[Data entries]
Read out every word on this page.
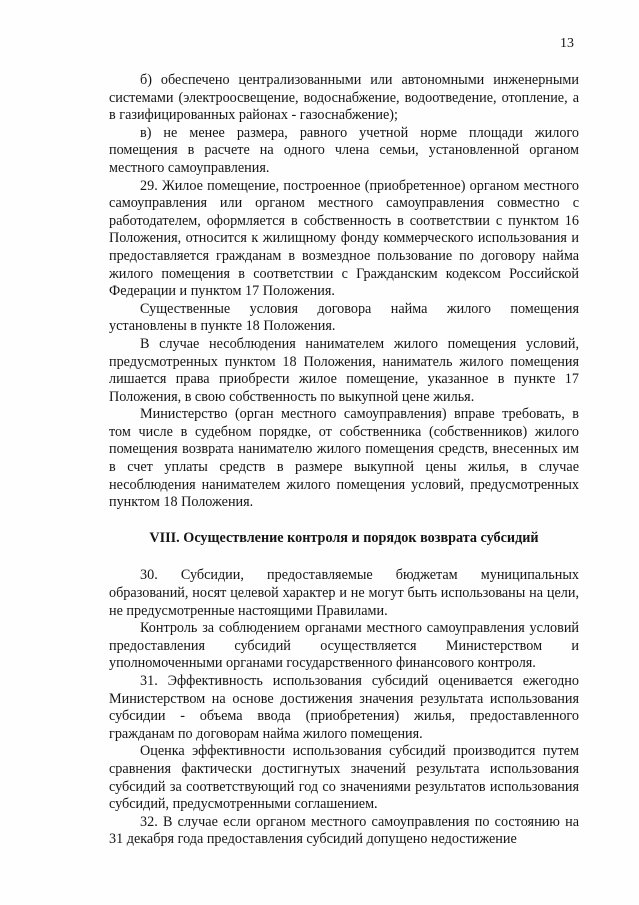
13

б) обеспечено централизованными или автономными инженерными системами (электроосвещение, водоснабжение, водоотведение, отопление, а в газифицированных районах - газоснабжение);

в) не менее размера, равного учетной норме площади жилого помещения в расчете на одного члена семьи, установленной органом местного самоуправления.

29. Жилое помещение, построенное (приобретенное) органом местного самоуправления или органом местного самоуправления совместно с работодателем, оформляется в собственность в соответствии с пунктом 16 Положения, относится к жилищному фонду коммерческого использования и предоставляется гражданам в возмездное пользование по договору найма жилого помещения в соответствии с Гражданским кодексом Российской Федерации и пунктом 17 Положения.

Существенные условия договора найма жилого помещения установлены в пункте 18 Положения.

В случае несоблюдения нанимателем жилого помещения условий, предусмотренных пунктом 18 Положения, наниматель жилого помещения лишается права приобрести жилое помещение, указанное в пункте 17 Положения, в свою собственность по выкупной цене жилья.

Министерство (орган местного самоуправления) вправе требовать, в том числе в судебном порядке, от собственника (собственников) жилого помещения возврата нанимателю жилого помещения средств, внесенных им в счет уплаты средств в размере выкупной цены жилья, в случае несоблюдения нанимателем жилого помещения условий, предусмотренных пунктом 18 Положения.

VIII. Осуществление контроля и порядок возврата субсидий

30. Субсидии, предоставляемые бюджетам муниципальных образований, носят целевой характер и не могут быть использованы на цели, не предусмотренные настоящими Правилами.

Контроль за соблюдением органами местного самоуправления условий предоставления субсидий осуществляется Министерством и уполномоченными органами государственного финансового контроля.

31. Эффективность использования субсидий оценивается ежегодно Министерством на основе достижения значения результата использования субсидии - объема ввода (приобретения) жилья, предоставленного гражданам по договорам найма жилого помещения.

Оценка эффективности использования субсидий производится путем сравнения фактически достигнутых значений результата использования субсидий за соответствующий год со значениями результатов использования субсидий, предусмотренными соглашением.

32. В случае если органом местного самоуправления по состоянию на 31 декабря года предоставления субсидий допущено недостижение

### Exercise instructions
Copy every line of the data that holds the string "использования".

### Response
29. Жилое помещение, построенное (приобретенное) органом местного самоуправления или органом местного самоуправления совместно с работодателем, оформляется в собственность в соответствии с пунктом 16 Положения, относится к жилищному фонду коммерческого использования и предоставляется гражданам в возмездное пользование по договору найма жилого помещения в соответствии с Гражданским кодексом Российской Федерации и пунктом 17 Положения.
31. Эффективность использования субсидий оценивается ежегодно Министерством на основе достижения значения результата использования субсидии - объема ввода (приобретения) жилья, предоставленного гражданам по договорам найма жилого помещения.
Оценка эффективности использования субсидий производится путем сравнения фактически достигнутых значений результата использования субсидий за соответствующий год со значениями результатов использования субсидий, предусмотренными соглашением.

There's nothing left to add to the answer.